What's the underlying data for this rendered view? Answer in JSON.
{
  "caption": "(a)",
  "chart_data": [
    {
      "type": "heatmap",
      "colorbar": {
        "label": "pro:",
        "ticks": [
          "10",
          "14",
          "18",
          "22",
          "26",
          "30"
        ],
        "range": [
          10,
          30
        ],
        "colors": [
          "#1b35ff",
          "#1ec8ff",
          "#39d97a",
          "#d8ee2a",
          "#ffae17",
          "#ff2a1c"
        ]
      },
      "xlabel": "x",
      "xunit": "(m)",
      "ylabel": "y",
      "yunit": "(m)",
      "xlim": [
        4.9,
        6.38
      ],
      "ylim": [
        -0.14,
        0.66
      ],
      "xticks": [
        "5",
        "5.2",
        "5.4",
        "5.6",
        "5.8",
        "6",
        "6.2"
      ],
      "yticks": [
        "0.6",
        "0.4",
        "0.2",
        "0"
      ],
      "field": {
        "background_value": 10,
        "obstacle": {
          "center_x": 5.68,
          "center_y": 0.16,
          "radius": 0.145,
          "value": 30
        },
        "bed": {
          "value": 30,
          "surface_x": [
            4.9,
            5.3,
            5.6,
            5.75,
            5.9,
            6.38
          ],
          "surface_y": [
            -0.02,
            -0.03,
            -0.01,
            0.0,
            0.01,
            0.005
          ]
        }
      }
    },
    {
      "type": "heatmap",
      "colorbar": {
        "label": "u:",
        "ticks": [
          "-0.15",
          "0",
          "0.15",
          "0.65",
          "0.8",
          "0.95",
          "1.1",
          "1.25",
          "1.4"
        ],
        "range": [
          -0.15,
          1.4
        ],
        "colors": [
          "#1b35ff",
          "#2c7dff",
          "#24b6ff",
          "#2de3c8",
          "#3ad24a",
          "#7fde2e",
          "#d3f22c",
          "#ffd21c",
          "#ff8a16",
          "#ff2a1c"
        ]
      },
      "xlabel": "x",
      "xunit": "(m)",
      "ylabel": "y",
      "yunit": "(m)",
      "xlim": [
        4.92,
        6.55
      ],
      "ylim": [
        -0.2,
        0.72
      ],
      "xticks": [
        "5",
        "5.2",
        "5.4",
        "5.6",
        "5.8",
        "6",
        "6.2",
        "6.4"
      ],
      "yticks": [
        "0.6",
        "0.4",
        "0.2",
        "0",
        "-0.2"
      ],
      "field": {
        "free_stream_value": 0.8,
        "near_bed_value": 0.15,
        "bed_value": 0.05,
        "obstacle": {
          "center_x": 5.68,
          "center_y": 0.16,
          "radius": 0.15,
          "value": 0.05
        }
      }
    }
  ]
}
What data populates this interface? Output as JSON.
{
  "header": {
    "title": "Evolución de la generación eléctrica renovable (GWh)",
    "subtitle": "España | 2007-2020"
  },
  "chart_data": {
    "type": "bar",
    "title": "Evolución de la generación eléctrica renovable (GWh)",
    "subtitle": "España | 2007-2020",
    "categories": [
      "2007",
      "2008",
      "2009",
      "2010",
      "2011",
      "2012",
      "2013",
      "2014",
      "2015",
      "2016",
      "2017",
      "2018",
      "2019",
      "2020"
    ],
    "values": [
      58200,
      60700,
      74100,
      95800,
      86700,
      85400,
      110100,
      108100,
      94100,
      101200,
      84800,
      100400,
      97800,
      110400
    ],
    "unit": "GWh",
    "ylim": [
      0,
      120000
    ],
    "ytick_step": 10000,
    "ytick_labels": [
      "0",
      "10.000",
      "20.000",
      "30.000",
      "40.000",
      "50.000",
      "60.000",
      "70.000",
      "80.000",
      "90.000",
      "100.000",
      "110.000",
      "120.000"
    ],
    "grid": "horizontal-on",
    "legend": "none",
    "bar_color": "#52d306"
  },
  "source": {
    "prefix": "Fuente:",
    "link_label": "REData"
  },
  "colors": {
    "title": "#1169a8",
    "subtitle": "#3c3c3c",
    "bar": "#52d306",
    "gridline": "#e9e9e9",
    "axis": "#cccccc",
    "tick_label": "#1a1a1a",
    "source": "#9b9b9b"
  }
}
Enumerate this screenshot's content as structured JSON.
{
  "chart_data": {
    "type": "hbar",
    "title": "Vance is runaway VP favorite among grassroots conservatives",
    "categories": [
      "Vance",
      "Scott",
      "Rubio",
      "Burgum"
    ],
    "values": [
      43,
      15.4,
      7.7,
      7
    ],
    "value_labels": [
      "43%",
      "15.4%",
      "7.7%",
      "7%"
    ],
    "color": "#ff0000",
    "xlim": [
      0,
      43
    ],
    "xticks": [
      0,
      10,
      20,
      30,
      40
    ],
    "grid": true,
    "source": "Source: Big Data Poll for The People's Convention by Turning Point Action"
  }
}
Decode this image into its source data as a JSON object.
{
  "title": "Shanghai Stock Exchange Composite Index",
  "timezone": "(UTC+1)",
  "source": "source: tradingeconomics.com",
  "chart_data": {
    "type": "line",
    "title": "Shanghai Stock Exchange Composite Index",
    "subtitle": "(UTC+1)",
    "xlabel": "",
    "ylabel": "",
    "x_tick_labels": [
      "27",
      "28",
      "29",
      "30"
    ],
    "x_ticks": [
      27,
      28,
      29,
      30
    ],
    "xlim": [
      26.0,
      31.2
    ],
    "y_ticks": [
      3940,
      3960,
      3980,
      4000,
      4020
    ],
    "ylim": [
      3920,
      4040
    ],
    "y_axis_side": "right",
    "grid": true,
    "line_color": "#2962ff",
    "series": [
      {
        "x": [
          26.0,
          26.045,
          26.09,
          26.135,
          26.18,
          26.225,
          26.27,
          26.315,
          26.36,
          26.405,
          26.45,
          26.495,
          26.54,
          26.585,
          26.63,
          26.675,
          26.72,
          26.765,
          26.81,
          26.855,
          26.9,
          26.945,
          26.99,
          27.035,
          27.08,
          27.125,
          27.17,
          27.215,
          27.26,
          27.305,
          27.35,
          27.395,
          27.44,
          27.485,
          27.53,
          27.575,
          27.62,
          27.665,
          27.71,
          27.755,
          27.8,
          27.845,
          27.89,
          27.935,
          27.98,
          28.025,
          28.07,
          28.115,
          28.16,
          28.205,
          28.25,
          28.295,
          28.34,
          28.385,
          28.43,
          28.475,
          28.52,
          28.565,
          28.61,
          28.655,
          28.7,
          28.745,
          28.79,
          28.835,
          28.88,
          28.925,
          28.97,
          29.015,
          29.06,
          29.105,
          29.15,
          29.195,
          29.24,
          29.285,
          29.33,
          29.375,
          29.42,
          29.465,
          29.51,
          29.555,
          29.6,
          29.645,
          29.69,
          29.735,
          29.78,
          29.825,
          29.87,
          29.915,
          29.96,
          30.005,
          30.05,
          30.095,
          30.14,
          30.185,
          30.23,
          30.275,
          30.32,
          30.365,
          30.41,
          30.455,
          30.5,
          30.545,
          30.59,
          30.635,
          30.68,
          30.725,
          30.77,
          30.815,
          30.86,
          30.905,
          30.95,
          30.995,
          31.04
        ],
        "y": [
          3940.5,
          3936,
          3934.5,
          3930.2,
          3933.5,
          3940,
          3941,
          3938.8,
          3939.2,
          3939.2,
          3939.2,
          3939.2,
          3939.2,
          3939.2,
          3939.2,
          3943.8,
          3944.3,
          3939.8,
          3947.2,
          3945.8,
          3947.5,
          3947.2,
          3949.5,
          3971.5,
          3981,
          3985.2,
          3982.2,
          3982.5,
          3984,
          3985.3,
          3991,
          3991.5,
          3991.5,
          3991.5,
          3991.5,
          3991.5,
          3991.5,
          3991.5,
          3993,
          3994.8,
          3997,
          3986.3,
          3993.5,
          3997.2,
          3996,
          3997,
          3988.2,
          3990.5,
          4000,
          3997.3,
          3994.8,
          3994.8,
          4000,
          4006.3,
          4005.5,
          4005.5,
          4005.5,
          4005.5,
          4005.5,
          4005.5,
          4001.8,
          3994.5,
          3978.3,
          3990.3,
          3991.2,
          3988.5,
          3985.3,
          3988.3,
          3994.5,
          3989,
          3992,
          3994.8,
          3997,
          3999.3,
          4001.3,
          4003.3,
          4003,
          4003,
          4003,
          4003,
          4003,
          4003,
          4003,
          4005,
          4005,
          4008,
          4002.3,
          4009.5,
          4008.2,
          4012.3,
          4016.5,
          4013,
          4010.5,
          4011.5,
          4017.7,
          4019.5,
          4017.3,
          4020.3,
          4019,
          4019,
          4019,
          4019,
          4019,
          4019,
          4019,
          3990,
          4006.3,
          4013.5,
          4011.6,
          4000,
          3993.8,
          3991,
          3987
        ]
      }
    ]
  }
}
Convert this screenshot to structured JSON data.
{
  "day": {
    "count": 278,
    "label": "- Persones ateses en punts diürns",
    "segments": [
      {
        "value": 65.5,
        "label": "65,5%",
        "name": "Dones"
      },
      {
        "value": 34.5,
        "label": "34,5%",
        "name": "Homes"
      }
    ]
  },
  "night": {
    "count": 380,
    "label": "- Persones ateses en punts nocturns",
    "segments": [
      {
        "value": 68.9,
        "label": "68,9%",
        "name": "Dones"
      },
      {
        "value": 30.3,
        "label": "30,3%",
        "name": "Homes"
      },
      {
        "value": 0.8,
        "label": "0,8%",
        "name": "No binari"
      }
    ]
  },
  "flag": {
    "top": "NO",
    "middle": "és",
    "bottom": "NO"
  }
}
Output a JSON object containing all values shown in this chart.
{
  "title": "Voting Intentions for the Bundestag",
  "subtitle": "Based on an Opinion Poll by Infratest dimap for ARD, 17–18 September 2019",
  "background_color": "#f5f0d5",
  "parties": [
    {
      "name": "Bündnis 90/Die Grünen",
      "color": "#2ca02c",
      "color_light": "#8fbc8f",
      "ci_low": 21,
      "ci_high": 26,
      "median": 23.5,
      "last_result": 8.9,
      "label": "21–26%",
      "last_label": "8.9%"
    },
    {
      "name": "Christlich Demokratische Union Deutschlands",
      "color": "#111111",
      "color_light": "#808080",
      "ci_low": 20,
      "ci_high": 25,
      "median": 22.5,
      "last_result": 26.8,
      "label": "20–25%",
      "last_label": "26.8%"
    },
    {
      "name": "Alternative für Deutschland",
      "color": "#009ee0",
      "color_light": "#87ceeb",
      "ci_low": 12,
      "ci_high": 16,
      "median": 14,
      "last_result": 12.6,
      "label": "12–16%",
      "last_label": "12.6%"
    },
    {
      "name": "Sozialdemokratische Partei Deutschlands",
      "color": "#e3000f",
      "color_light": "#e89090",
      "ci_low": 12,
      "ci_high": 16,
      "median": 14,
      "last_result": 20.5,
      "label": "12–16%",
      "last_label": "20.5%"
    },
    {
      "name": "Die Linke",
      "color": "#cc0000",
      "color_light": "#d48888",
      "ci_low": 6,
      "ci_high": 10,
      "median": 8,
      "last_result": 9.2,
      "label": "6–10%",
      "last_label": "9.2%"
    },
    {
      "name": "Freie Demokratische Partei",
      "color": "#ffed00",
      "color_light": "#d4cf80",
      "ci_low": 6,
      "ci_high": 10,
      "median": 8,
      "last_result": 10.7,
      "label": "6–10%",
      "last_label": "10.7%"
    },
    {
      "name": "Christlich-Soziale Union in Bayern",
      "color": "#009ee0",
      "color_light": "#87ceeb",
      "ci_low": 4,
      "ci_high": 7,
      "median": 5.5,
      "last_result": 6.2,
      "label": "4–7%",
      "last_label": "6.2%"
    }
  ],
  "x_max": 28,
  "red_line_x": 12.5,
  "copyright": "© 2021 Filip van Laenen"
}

▶ **GIVEN TASK**
Which lines of the data include "Union"? Copy each of them.

▶ **RESPONSE TO THE TASK**
      "name": "Christlich Demokratische Union Deutschlands",
      "name": "Christlich-Soziale Union in Bayern",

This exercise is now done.